◆ **Problem**
Copy out the listing that follows, exact in every word, and skip the images.

Records about charts and figures:
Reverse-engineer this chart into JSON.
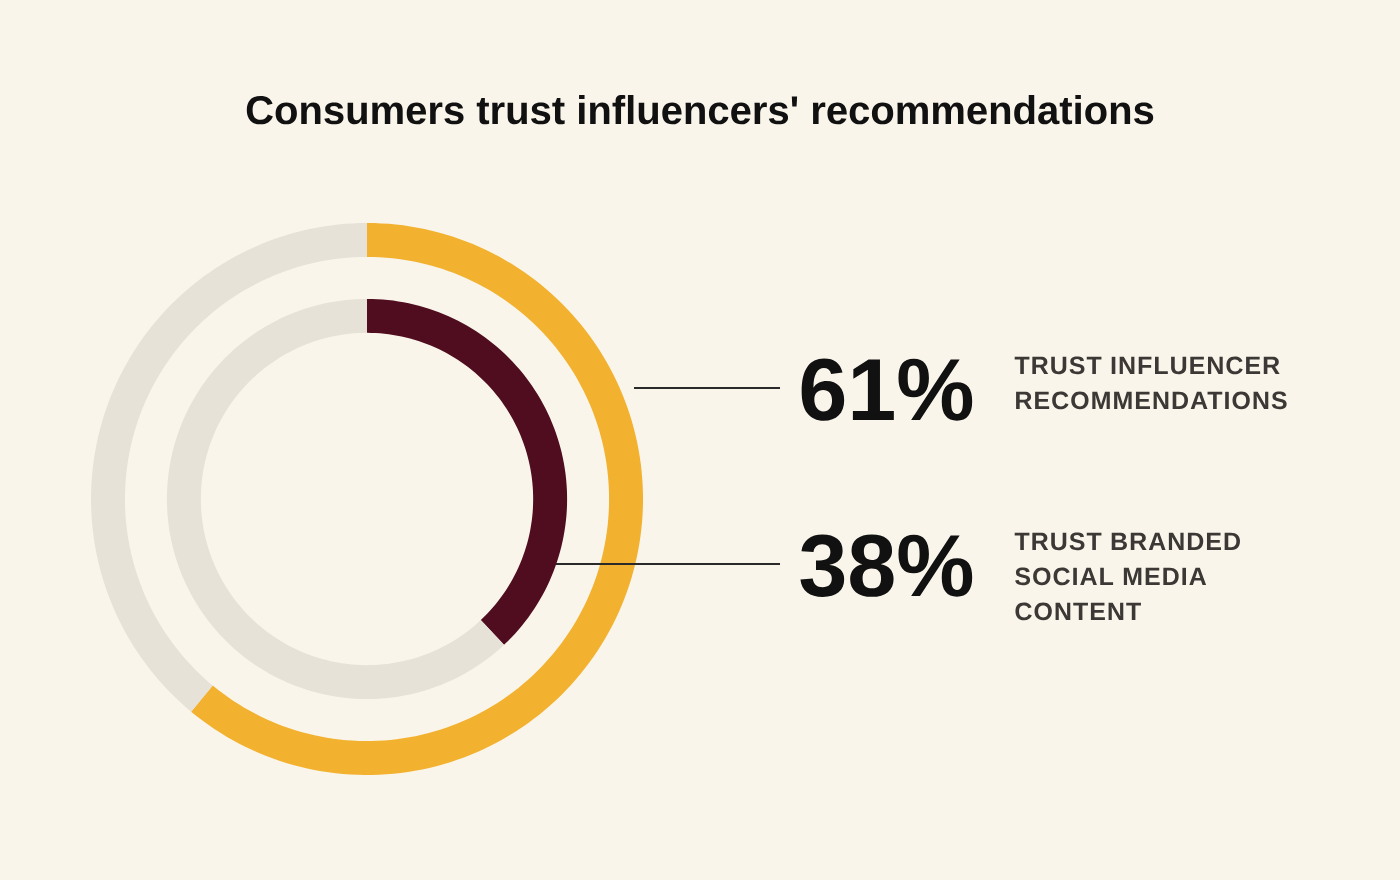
{
  "chart_data": {
    "type": "donut",
    "title": "Consumers trust influencers' recommendations",
    "categories": [
      null,
      null
    ],
    "series": [
      {
        "name": "TRUST INFLUENCER RECOMMENDATIONS",
        "values": [
          61,
          39
        ],
        "colors": [
          "#f2b12f",
          "#e7e2d7"
        ],
        "value_labels": [
          "61%",
          null
        ]
      },
      {
        "name": "TRUST BRANDED SOCIAL MEDIA CONTENT",
        "values": [
          38,
          62
        ],
        "colors": [
          "#4f0d1f",
          "#e7e2d7"
        ],
        "value_labels": [
          "38%",
          null
        ]
      }
    ]
  }
}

◆ **Task solution**
Reverse-engineer this chart into JSON.
{
  "chart_data": {
    "type": "donut",
    "title": "Consumers trust influencers' recommendations",
    "categories": [
      null,
      null
    ],
    "series": [
      {
        "name": "TRUST INFLUENCER RECOMMENDATIONS",
        "values": [
          61,
          39
        ],
        "colors": [
          "#f2b12f",
          "#e7e2d7"
        ],
        "value_labels": [
          "61%",
          null
        ]
      },
      {
        "name": "TRUST BRANDED SOCIAL MEDIA CONTENT",
        "values": [
          38,
          62
        ],
        "colors": [
          "#4f0d1f",
          "#e7e2d7"
        ],
        "value_labels": [
          "38%",
          null
        ]
      }
    ]
  }
}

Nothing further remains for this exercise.